Exercise prompt: Set down each line of the material that follows, exactly, with no pictures.

The records:
+++

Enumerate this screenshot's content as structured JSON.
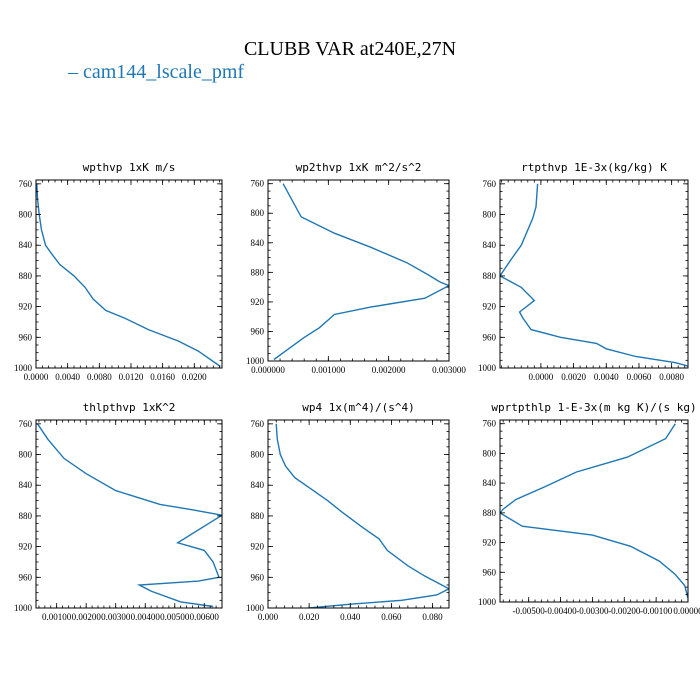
{
  "figure": {
    "title": "CLUBB VAR at240E,27N",
    "legend_label": "– cam144_lscale_pmf",
    "series_color": "#1f77b4"
  },
  "chart_data": [
    {
      "type": "line",
      "title": "wpthvp  1xK m/s",
      "xlim": [
        0,
        0.0235
      ],
      "ylim": [
        1000,
        755
      ],
      "x_ticks": [
        0,
        0.004,
        0.008,
        0.012,
        0.016,
        0.02
      ],
      "x_tick_labels": [
        "0.0000",
        "0.0040",
        "0.0080",
        "0.0120",
        "0.0160",
        "0.0200"
      ],
      "y_ticks": [
        760,
        800,
        840,
        880,
        920,
        960,
        1000
      ],
      "y_tick_labels": [
        "760",
        "800",
        "840",
        "880",
        "920",
        "960",
        "1000"
      ],
      "series": [
        {
          "x": [
            0.0001,
            0.0002,
            0.0004,
            0.0007,
            0.0012,
            0.0019,
            0.003,
            0.0048,
            0.0062,
            0.0072,
            0.0088,
            0.0112,
            0.0142,
            0.018,
            0.0205,
            0.0233
          ],
          "y": [
            760,
            780,
            800,
            820,
            840,
            850,
            865,
            880,
            895,
            910,
            925,
            935,
            950,
            965,
            978,
            998
          ]
        }
      ]
    },
    {
      "type": "line",
      "title": "wp2thvp  1xK m^2/s^2",
      "xlim": [
        0,
        0.003
      ],
      "ylim": [
        1000,
        755
      ],
      "x_ticks": [
        0,
        0.001,
        0.002,
        0.003
      ],
      "x_tick_labels": [
        "0.000000",
        "0.001000",
        "0.002000",
        "0.003000"
      ],
      "y_ticks": [
        760,
        800,
        840,
        880,
        920,
        960,
        1000
      ],
      "y_tick_labels": [
        "760",
        "800",
        "840",
        "880",
        "920",
        "960",
        "1000"
      ],
      "series": [
        {
          "x": [
            0.00025,
            0.00055,
            0.0011,
            0.0017,
            0.0023,
            0.00265,
            0.00285,
            0.003,
            0.0026,
            0.0017,
            0.0011,
            0.00085,
            0.0006,
            0.00035,
            0.0001
          ],
          "y": [
            760,
            805,
            827,
            846,
            867,
            883,
            893,
            898,
            915,
            927,
            937,
            955,
            968,
            983,
            998
          ]
        }
      ]
    },
    {
      "type": "line",
      "title": "rtpthvp  1E-3x(kg/kg) K",
      "xlim": [
        -0.0025,
        0.009
      ],
      "ylim": [
        1000,
        755
      ],
      "x_ticks": [
        0,
        0.002,
        0.004,
        0.006,
        0.008
      ],
      "x_tick_labels": [
        "0.0000",
        "0.0020",
        "0.0040",
        "0.0060",
        "0.0080"
      ],
      "y_ticks": [
        760,
        800,
        840,
        880,
        920,
        960,
        1000
      ],
      "y_tick_labels": [
        "760",
        "800",
        "840",
        "880",
        "920",
        "960",
        "1000"
      ],
      "series": [
        {
          "x": [
            -0.0002,
            -0.0003,
            -0.0005,
            -0.0009,
            -0.0012,
            -0.0018,
            -0.0025,
            -0.0012,
            -0.0004,
            -0.0013,
            -0.0011,
            -0.0006,
            0.0012,
            0.0034,
            0.004,
            0.0058,
            0.0082,
            0.0091
          ],
          "y": [
            760,
            790,
            805,
            825,
            840,
            858,
            880,
            895,
            912,
            927,
            935,
            950,
            960,
            968,
            975,
            985,
            993,
            998
          ]
        }
      ]
    },
    {
      "type": "line",
      "title": "thlpthvp  1xK^2",
      "xlim": [
        0.0003,
        0.0066
      ],
      "ylim": [
        1000,
        755
      ],
      "x_ticks": [
        0.001,
        0.002,
        0.003,
        0.004,
        0.005,
        0.006
      ],
      "x_tick_labels": [
        "0.00100",
        "0.00200",
        "0.00300",
        "0.00400",
        "0.00500",
        "0.00600"
      ],
      "y_ticks": [
        760,
        800,
        840,
        880,
        920,
        960,
        1000
      ],
      "y_tick_labels": [
        "760",
        "800",
        "840",
        "880",
        "920",
        "960",
        "1000"
      ],
      "series": [
        {
          "x": [
            0.00035,
            0.0007,
            0.00125,
            0.002,
            0.003,
            0.0045,
            0.0056,
            0.0066,
            0.0051,
            0.006,
            0.0063,
            0.0065,
            0.0058,
            0.0038,
            0.0042,
            0.0052,
            0.0063
          ],
          "y": [
            760,
            780,
            805,
            825,
            847,
            865,
            872,
            879,
            915,
            925,
            940,
            960,
            965,
            970,
            978,
            992,
            998
          ]
        }
      ]
    },
    {
      "type": "line",
      "title": "wp4  1x(m^4)/(s^4)",
      "xlim": [
        0,
        0.088
      ],
      "ylim": [
        1000,
        755
      ],
      "x_ticks": [
        0,
        0.02,
        0.04,
        0.06,
        0.08
      ],
      "x_tick_labels": [
        "0.000",
        "0.020",
        "0.040",
        "0.060",
        "0.080"
      ],
      "y_ticks": [
        760,
        800,
        840,
        880,
        920,
        960,
        1000
      ],
      "y_tick_labels": [
        "760",
        "800",
        "840",
        "880",
        "920",
        "960",
        "1000"
      ],
      "series": [
        {
          "x": [
            0.004,
            0.0045,
            0.006,
            0.0085,
            0.013,
            0.021,
            0.029,
            0.036,
            0.046,
            0.054,
            0.058,
            0.068,
            0.076,
            0.083,
            0.088,
            0.082,
            0.065,
            0.04,
            0.02
          ],
          "y": [
            760,
            780,
            800,
            815,
            830,
            845,
            860,
            875,
            895,
            910,
            925,
            945,
            958,
            968,
            975,
            983,
            990,
            995,
            1000
          ]
        }
      ]
    },
    {
      "type": "line",
      "title": "wprtpthlp  1-E-3x(m kg K)/(s kg)",
      "xlim": [
        -0.0059,
        0.0
      ],
      "ylim": [
        1000,
        755
      ],
      "x_ticks": [
        -0.005,
        -0.004,
        -0.003,
        -0.002,
        -0.001,
        0
      ],
      "x_tick_labels": [
        "-0.00500",
        "-0.00400",
        "-0.00300",
        "-0.00200",
        "-0.00100",
        "0.00000"
      ],
      "y_ticks": [
        760,
        800,
        840,
        880,
        920,
        960,
        1000
      ],
      "y_tick_labels": [
        "760",
        "800",
        "840",
        "880",
        "920",
        "960",
        "1000"
      ],
      "series": [
        {
          "x": [
            -0.0004,
            -0.0007,
            -0.0019,
            -0.0035,
            -0.0045,
            -0.0054,
            -0.0058,
            -0.0059,
            -0.0052,
            -0.003,
            -0.0018,
            -0.0009,
            -0.0004,
            -0.0001,
            0.0
          ],
          "y": [
            760,
            780,
            805,
            825,
            845,
            862,
            875,
            880,
            898,
            910,
            925,
            945,
            963,
            978,
            995
          ]
        }
      ]
    }
  ]
}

+++

Written response:
Enumerate this screenshot's content as structured JSON.
{
  "figure": {
    "title": "CLUBB VAR at240E,27N",
    "legend_label": "– cam144_lscale_pmf",
    "series_color": "#1f77b4"
  },
  "chart_data": [
    {
      "type": "line",
      "title": "wpthvp  1xK m/s",
      "xlim": [
        0,
        0.0235
      ],
      "ylim": [
        1000,
        755
      ],
      "x_ticks": [
        0,
        0.004,
        0.008,
        0.012,
        0.016,
        0.02
      ],
      "x_tick_labels": [
        "0.0000",
        "0.0040",
        "0.0080",
        "0.0120",
        "0.0160",
        "0.0200"
      ],
      "y_ticks": [
        760,
        800,
        840,
        880,
        920,
        960,
        1000
      ],
      "y_tick_labels": [
        "760",
        "800",
        "840",
        "880",
        "920",
        "960",
        "1000"
      ],
      "series": [
        {
          "x": [
            0.0001,
            0.0002,
            0.0004,
            0.0007,
            0.0012,
            0.0019,
            0.003,
            0.0048,
            0.0062,
            0.0072,
            0.0088,
            0.0112,
            0.0142,
            0.018,
            0.0205,
            0.0233
          ],
          "y": [
            760,
            780,
            800,
            820,
            840,
            850,
            865,
            880,
            895,
            910,
            925,
            935,
            950,
            965,
            978,
            998
          ]
        }
      ]
    },
    {
      "type": "line",
      "title": "wp2thvp  1xK m^2/s^2",
      "xlim": [
        0,
        0.003
      ],
      "ylim": [
        1000,
        755
      ],
      "x_ticks": [
        0,
        0.001,
        0.002,
        0.003
      ],
      "x_tick_labels": [
        "0.000000",
        "0.001000",
        "0.002000",
        "0.003000"
      ],
      "y_ticks": [
        760,
        800,
        840,
        880,
        920,
        960,
        1000
      ],
      "y_tick_labels": [
        "760",
        "800",
        "840",
        "880",
        "920",
        "960",
        "1000"
      ],
      "series": [
        {
          "x": [
            0.00025,
            0.00055,
            0.0011,
            0.0017,
            0.0023,
            0.00265,
            0.00285,
            0.003,
            0.0026,
            0.0017,
            0.0011,
            0.00085,
            0.0006,
            0.00035,
            0.0001
          ],
          "y": [
            760,
            805,
            827,
            846,
            867,
            883,
            893,
            898,
            915,
            927,
            937,
            955,
            968,
            983,
            998
          ]
        }
      ]
    },
    {
      "type": "line",
      "title": "rtpthvp  1E-3x(kg/kg) K",
      "xlim": [
        -0.0025,
        0.009
      ],
      "ylim": [
        1000,
        755
      ],
      "x_ticks": [
        0,
        0.002,
        0.004,
        0.006,
        0.008
      ],
      "x_tick_labels": [
        "0.0000",
        "0.0020",
        "0.0040",
        "0.0060",
        "0.0080"
      ],
      "y_ticks": [
        760,
        800,
        840,
        880,
        920,
        960,
        1000
      ],
      "y_tick_labels": [
        "760",
        "800",
        "840",
        "880",
        "920",
        "960",
        "1000"
      ],
      "series": [
        {
          "x": [
            -0.0002,
            -0.0003,
            -0.0005,
            -0.0009,
            -0.0012,
            -0.0018,
            -0.0025,
            -0.0012,
            -0.0004,
            -0.0013,
            -0.0011,
            -0.0006,
            0.0012,
            0.0034,
            0.004,
            0.0058,
            0.0082,
            0.0091
          ],
          "y": [
            760,
            790,
            805,
            825,
            840,
            858,
            880,
            895,
            912,
            927,
            935,
            950,
            960,
            968,
            975,
            985,
            993,
            998
          ]
        }
      ]
    },
    {
      "type": "line",
      "title": "thlpthvp  1xK^2",
      "xlim": [
        0.0003,
        0.0066
      ],
      "ylim": [
        1000,
        755
      ],
      "x_ticks": [
        0.001,
        0.002,
        0.003,
        0.004,
        0.005,
        0.006
      ],
      "x_tick_labels": [
        "0.00100",
        "0.00200",
        "0.00300",
        "0.00400",
        "0.00500",
        "0.00600"
      ],
      "y_ticks": [
        760,
        800,
        840,
        880,
        920,
        960,
        1000
      ],
      "y_tick_labels": [
        "760",
        "800",
        "840",
        "880",
        "920",
        "960",
        "1000"
      ],
      "series": [
        {
          "x": [
            0.00035,
            0.0007,
            0.00125,
            0.002,
            0.003,
            0.0045,
            0.0056,
            0.0066,
            0.0051,
            0.006,
            0.0063,
            0.0065,
            0.0058,
            0.0038,
            0.0042,
            0.0052,
            0.0063
          ],
          "y": [
            760,
            780,
            805,
            825,
            847,
            865,
            872,
            879,
            915,
            925,
            940,
            960,
            965,
            970,
            978,
            992,
            998
          ]
        }
      ]
    },
    {
      "type": "line",
      "title": "wp4  1x(m^4)/(s^4)",
      "xlim": [
        0,
        0.088
      ],
      "ylim": [
        1000,
        755
      ],
      "x_ticks": [
        0,
        0.02,
        0.04,
        0.06,
        0.08
      ],
      "x_tick_labels": [
        "0.000",
        "0.020",
        "0.040",
        "0.060",
        "0.080"
      ],
      "y_ticks": [
        760,
        800,
        840,
        880,
        920,
        960,
        1000
      ],
      "y_tick_labels": [
        "760",
        "800",
        "840",
        "880",
        "920",
        "960",
        "1000"
      ],
      "series": [
        {
          "x": [
            0.004,
            0.0045,
            0.006,
            0.0085,
            0.013,
            0.021,
            0.029,
            0.036,
            0.046,
            0.054,
            0.058,
            0.068,
            0.076,
            0.083,
            0.088,
            0.082,
            0.065,
            0.04,
            0.02
          ],
          "y": [
            760,
            780,
            800,
            815,
            830,
            845,
            860,
            875,
            895,
            910,
            925,
            945,
            958,
            968,
            975,
            983,
            990,
            995,
            1000
          ]
        }
      ]
    },
    {
      "type": "line",
      "title": "wprtpthlp  1-E-3x(m kg K)/(s kg)",
      "xlim": [
        -0.0059,
        0.0
      ],
      "ylim": [
        1000,
        755
      ],
      "x_ticks": [
        -0.005,
        -0.004,
        -0.003,
        -0.002,
        -0.001,
        0
      ],
      "x_tick_labels": [
        "-0.00500",
        "-0.00400",
        "-0.00300",
        "-0.00200",
        "-0.00100",
        "0.00000"
      ],
      "y_ticks": [
        760,
        800,
        840,
        880,
        920,
        960,
        1000
      ],
      "y_tick_labels": [
        "760",
        "800",
        "840",
        "880",
        "920",
        "960",
        "1000"
      ],
      "series": [
        {
          "x": [
            -0.0004,
            -0.0007,
            -0.0019,
            -0.0035,
            -0.0045,
            -0.0054,
            -0.0058,
            -0.0059,
            -0.0052,
            -0.003,
            -0.0018,
            -0.0009,
            -0.0004,
            -0.0001,
            0.0
          ],
          "y": [
            760,
            780,
            805,
            825,
            845,
            862,
            875,
            880,
            898,
            910,
            925,
            945,
            963,
            978,
            995
          ]
        }
      ]
    }
  ]
}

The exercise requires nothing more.